*** Opening of Provided records ***
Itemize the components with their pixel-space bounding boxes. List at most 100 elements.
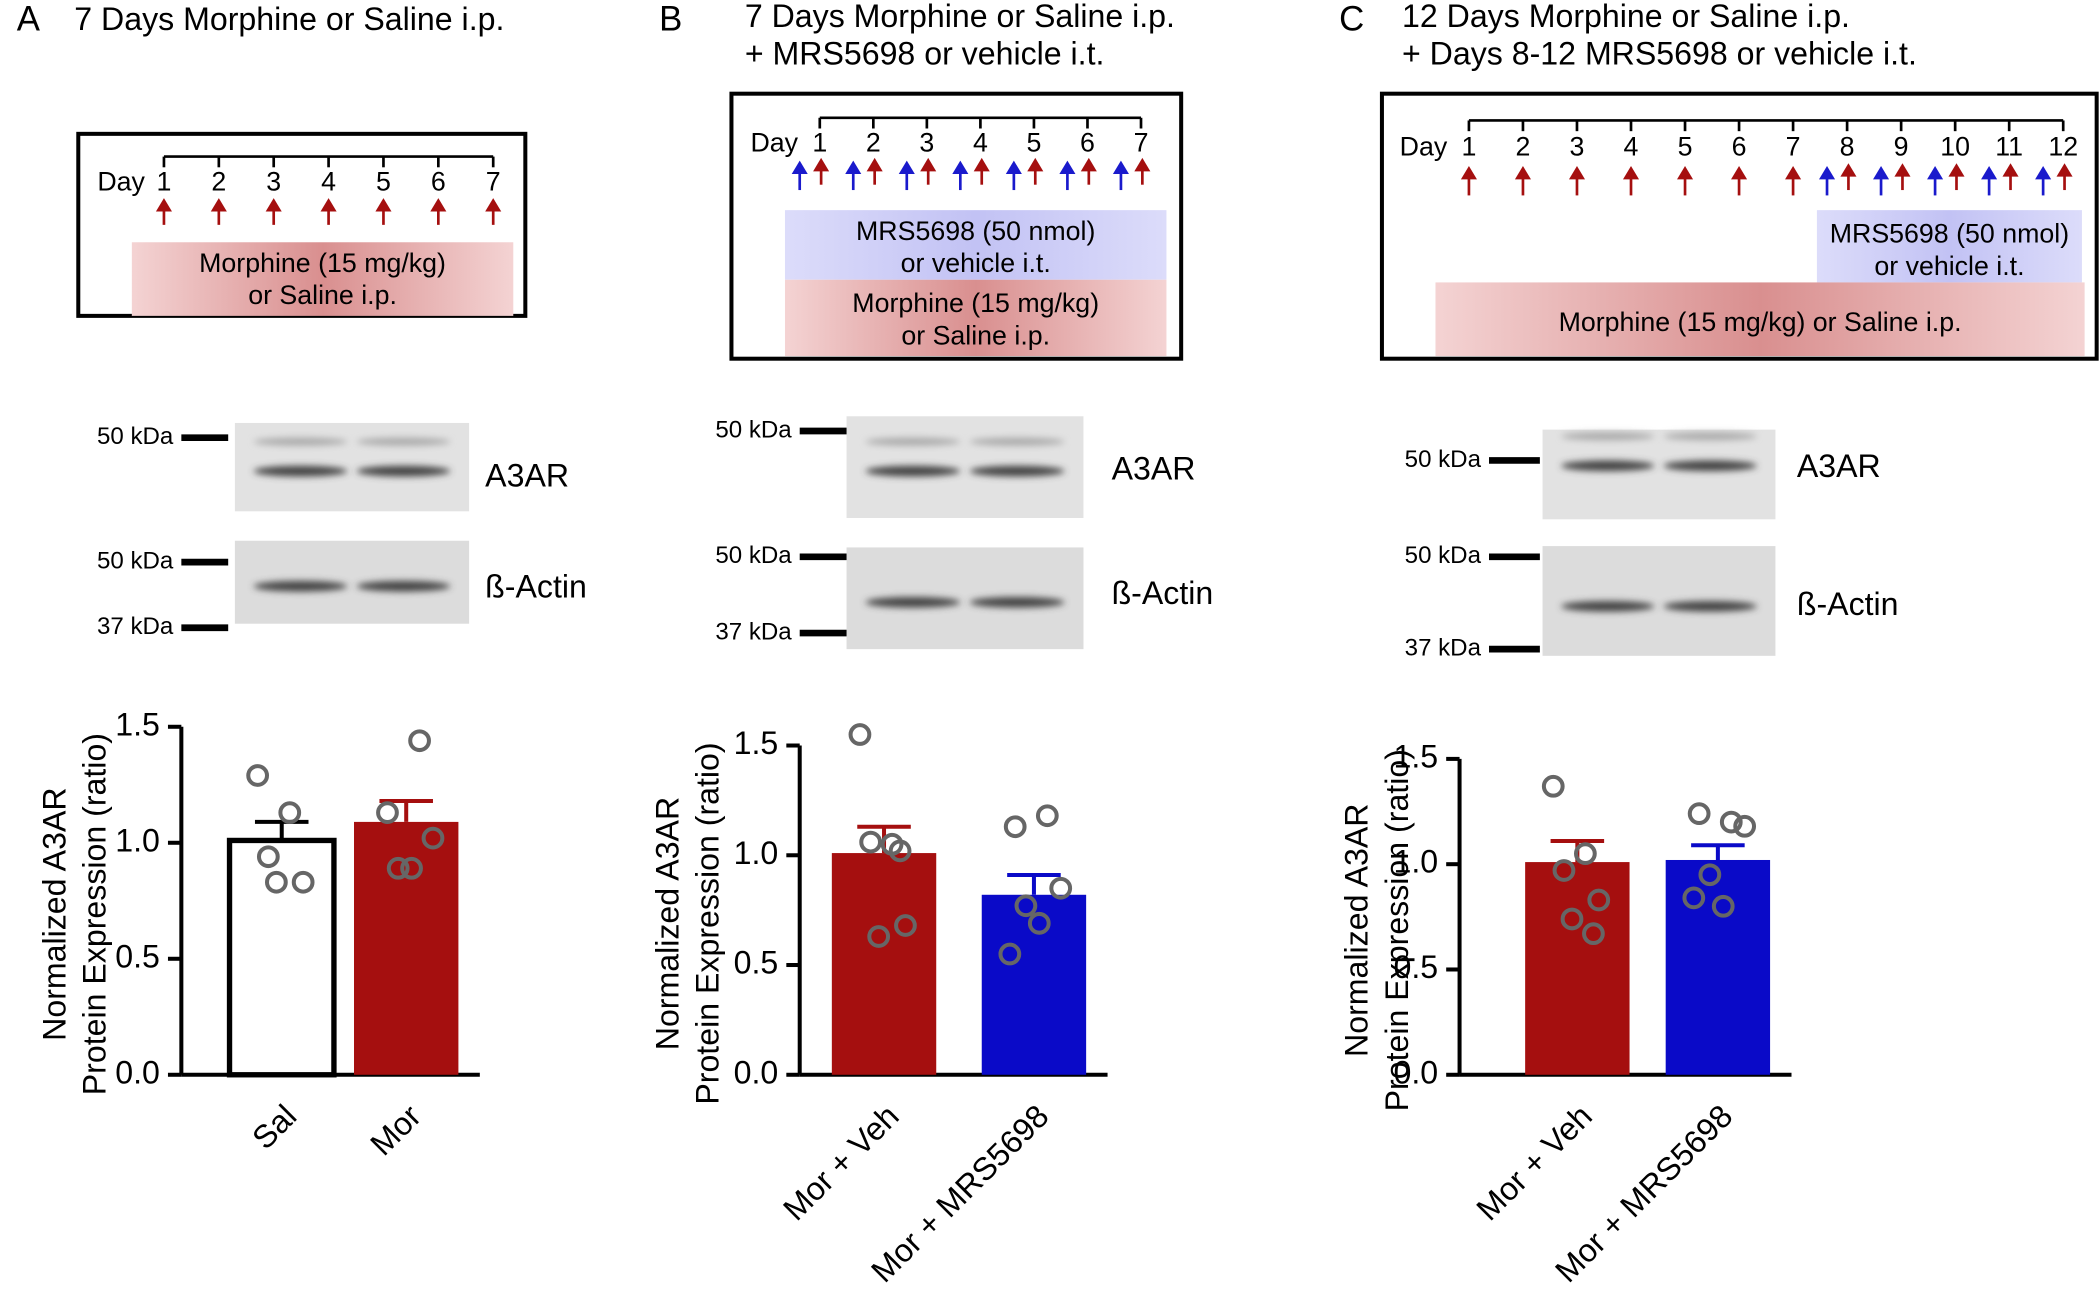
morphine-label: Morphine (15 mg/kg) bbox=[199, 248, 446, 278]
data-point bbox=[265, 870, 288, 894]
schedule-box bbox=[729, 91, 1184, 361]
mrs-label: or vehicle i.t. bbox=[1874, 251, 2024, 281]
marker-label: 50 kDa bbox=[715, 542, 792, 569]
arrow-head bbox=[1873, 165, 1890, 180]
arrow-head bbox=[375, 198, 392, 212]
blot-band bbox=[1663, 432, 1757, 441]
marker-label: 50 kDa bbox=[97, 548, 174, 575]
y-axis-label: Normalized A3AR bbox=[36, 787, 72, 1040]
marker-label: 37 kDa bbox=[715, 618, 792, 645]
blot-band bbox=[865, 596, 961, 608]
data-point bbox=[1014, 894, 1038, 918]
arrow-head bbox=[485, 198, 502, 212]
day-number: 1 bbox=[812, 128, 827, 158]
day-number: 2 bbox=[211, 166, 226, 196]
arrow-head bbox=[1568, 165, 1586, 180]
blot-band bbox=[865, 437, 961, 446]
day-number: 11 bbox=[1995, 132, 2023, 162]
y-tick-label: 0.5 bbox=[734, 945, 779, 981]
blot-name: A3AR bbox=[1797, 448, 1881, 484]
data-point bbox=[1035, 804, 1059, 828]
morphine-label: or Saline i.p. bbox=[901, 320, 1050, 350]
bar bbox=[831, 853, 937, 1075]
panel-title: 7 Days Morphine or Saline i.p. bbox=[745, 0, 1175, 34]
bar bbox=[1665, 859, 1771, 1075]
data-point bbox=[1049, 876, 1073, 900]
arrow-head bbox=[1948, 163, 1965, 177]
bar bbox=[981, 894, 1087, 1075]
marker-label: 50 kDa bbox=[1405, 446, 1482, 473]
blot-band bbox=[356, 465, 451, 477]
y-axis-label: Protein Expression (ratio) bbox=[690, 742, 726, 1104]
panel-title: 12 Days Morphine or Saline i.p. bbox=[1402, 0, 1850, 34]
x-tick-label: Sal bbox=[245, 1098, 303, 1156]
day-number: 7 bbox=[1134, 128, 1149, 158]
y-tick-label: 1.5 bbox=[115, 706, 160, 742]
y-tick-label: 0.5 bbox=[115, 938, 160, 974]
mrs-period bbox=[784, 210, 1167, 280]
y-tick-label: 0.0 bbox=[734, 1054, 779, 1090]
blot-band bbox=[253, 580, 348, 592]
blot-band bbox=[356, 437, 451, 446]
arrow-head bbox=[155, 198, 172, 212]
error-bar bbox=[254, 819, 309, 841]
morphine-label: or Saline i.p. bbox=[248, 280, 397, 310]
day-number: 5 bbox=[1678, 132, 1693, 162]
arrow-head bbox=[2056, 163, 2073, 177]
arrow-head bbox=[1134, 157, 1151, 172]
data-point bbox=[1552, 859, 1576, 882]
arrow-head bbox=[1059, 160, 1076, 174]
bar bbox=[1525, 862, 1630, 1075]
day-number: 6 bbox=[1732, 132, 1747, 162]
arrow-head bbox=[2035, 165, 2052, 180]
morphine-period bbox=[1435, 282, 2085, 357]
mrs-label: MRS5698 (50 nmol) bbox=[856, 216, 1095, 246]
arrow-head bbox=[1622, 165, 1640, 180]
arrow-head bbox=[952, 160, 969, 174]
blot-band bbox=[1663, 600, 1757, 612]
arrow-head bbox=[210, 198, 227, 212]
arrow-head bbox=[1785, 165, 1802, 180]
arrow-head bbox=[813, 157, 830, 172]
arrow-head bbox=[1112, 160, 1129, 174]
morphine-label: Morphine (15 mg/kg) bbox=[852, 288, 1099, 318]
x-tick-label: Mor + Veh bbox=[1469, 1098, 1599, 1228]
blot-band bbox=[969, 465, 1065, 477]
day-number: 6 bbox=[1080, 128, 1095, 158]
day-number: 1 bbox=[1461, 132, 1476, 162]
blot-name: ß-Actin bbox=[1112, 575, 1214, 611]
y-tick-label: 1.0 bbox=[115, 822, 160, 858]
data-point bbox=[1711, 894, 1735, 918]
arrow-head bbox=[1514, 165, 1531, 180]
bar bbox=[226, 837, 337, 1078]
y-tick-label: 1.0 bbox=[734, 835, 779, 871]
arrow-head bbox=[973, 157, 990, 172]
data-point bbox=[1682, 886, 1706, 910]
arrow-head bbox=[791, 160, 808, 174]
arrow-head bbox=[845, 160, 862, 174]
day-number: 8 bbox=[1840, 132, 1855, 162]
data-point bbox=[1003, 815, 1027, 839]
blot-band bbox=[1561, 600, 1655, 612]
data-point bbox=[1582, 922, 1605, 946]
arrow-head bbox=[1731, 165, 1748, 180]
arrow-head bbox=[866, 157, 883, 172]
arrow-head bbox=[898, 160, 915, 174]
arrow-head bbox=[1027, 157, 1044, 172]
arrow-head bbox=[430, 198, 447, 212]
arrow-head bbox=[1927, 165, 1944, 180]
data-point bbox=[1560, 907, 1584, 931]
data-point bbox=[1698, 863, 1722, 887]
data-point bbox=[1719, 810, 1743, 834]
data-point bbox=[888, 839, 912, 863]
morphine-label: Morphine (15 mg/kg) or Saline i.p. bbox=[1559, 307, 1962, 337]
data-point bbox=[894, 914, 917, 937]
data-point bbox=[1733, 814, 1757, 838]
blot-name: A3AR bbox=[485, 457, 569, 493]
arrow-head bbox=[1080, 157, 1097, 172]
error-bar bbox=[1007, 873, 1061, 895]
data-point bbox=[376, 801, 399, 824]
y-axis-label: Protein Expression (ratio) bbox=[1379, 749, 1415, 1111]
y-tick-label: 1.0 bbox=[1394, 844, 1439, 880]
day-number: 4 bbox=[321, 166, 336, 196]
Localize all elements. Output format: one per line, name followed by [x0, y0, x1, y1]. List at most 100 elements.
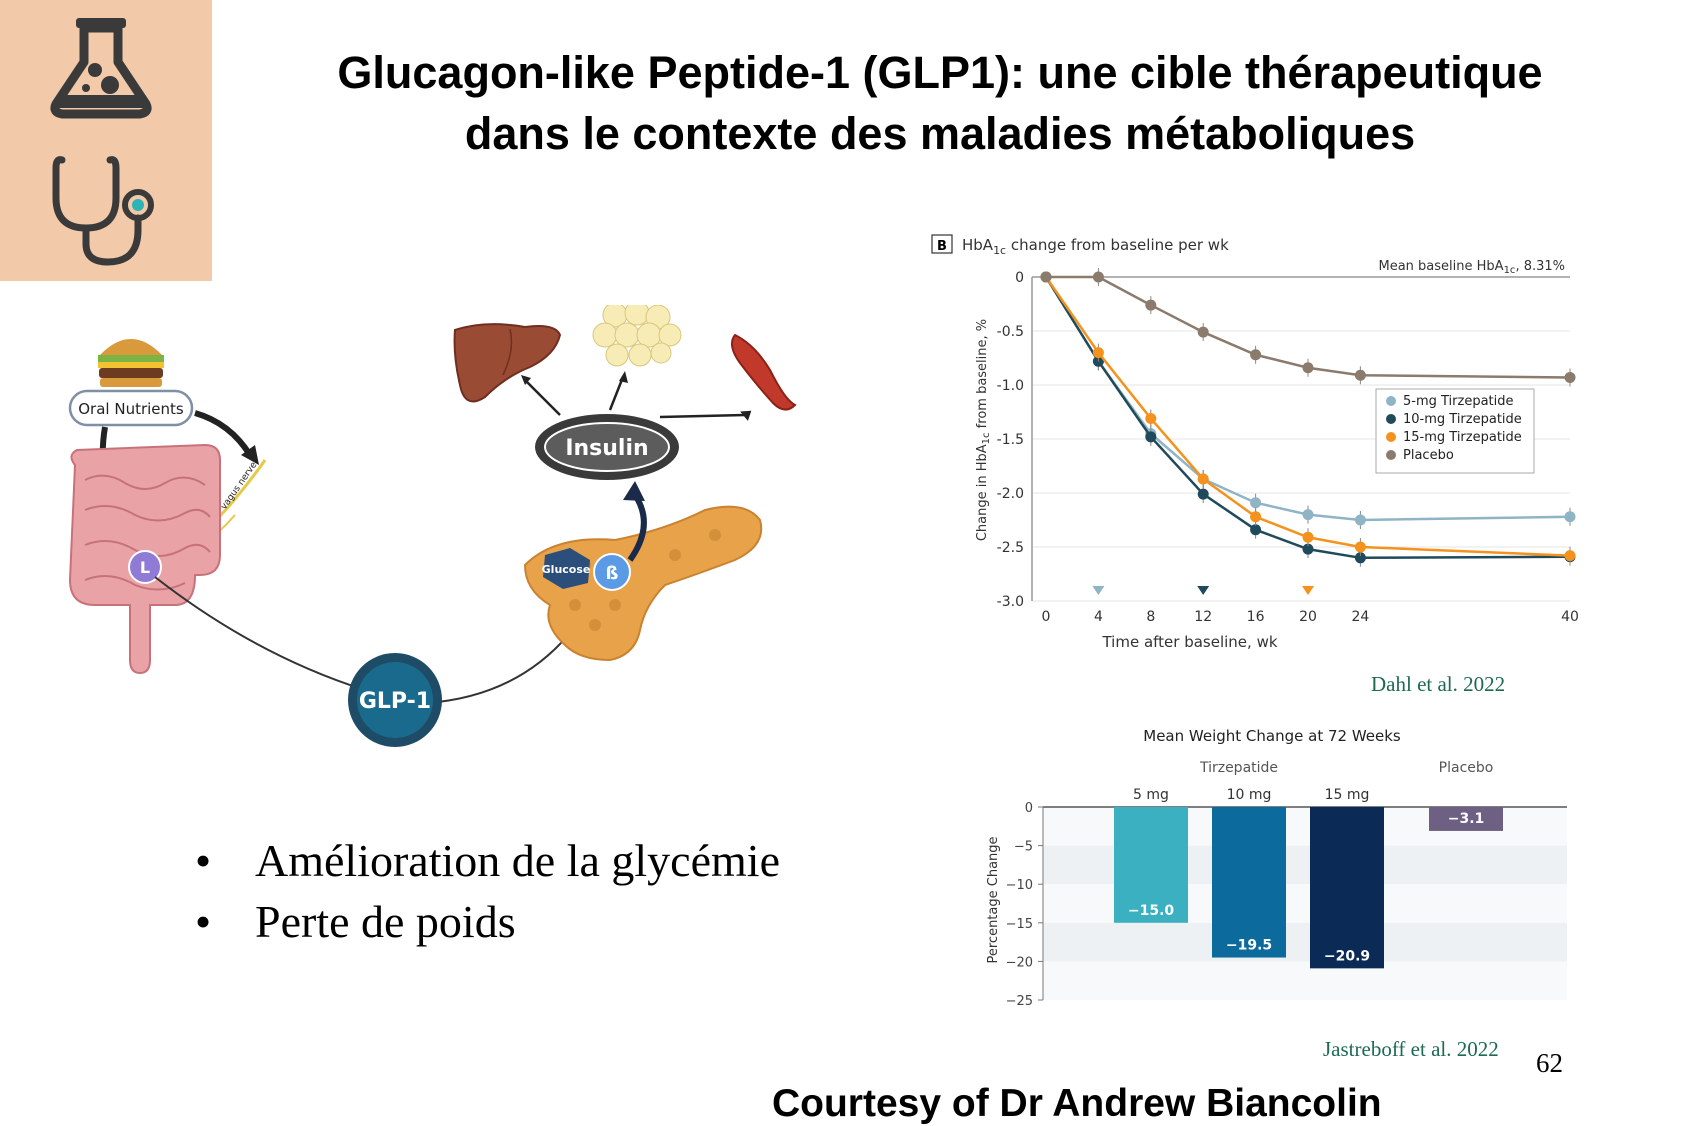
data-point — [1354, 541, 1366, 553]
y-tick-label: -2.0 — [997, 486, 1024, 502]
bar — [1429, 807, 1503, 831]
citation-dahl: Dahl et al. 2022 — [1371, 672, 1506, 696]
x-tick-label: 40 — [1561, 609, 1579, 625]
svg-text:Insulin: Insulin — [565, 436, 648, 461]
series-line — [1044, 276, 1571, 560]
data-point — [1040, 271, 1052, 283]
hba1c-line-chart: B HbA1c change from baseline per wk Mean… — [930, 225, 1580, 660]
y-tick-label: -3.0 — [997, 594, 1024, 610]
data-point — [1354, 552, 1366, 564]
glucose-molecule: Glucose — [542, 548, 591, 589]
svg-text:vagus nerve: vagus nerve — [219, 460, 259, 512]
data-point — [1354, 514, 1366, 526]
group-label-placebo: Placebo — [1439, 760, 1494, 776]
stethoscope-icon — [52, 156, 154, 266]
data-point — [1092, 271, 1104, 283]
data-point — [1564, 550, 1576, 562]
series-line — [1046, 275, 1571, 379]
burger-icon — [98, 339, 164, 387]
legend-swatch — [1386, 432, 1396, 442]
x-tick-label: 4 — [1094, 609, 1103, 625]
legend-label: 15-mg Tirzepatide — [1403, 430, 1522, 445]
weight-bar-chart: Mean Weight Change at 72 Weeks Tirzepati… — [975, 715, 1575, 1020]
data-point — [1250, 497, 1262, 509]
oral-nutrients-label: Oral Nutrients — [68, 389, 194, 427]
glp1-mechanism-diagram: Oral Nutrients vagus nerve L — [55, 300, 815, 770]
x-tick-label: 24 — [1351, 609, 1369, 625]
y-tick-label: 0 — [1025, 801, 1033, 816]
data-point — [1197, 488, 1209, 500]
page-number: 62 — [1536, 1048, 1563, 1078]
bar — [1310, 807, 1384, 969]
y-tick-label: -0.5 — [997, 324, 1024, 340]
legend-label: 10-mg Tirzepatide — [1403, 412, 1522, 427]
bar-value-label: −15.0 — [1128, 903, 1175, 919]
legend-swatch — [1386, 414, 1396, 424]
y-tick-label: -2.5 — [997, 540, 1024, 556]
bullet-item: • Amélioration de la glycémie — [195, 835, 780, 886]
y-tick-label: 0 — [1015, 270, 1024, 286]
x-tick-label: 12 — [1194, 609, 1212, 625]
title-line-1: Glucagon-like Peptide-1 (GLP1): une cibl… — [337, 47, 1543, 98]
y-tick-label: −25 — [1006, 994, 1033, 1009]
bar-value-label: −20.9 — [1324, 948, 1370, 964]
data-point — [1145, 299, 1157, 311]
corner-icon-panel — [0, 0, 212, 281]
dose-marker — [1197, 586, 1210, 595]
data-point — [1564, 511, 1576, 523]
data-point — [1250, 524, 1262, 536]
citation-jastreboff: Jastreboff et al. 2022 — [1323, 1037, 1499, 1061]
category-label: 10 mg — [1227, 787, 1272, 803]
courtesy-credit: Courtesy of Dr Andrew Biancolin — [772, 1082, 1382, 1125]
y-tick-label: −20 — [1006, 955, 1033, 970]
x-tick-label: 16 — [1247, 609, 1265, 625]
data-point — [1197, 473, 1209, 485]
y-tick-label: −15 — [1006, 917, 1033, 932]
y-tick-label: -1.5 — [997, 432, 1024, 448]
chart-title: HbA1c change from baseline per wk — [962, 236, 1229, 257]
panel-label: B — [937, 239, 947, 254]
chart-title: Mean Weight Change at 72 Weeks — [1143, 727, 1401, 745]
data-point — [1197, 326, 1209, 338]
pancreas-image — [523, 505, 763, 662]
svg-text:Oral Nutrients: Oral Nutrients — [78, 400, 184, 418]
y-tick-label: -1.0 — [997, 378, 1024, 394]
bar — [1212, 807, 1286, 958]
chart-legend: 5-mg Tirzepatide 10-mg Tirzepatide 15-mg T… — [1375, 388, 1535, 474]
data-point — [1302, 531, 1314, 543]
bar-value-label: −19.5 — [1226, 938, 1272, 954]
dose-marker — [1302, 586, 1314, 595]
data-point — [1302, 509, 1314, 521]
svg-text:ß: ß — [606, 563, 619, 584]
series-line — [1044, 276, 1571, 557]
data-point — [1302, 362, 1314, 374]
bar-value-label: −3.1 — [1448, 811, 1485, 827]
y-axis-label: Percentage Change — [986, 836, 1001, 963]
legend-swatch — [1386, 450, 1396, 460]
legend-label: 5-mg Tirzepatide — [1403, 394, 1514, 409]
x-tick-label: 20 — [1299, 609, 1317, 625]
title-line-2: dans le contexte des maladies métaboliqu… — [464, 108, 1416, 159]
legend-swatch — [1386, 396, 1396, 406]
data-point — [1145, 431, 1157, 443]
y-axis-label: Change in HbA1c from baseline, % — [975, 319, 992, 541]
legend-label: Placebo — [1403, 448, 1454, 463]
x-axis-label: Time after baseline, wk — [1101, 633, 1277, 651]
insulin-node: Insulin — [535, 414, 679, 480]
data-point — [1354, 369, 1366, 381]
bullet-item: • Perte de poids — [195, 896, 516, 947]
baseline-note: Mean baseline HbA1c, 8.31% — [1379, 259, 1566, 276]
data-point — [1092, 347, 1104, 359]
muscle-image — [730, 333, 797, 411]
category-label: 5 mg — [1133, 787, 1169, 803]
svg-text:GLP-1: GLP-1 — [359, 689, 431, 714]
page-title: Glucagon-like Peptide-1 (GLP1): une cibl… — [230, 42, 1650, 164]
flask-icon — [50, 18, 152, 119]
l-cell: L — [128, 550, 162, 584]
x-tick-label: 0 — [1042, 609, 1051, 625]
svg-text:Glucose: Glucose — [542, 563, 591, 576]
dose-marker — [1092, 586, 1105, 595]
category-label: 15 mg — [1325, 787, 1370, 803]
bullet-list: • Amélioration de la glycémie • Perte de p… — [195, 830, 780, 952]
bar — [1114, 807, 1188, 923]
*** Close of Provided records ***
Only one number is wanted: how many lines of the data above include the word "baseline".

▸ Answer to this problem
5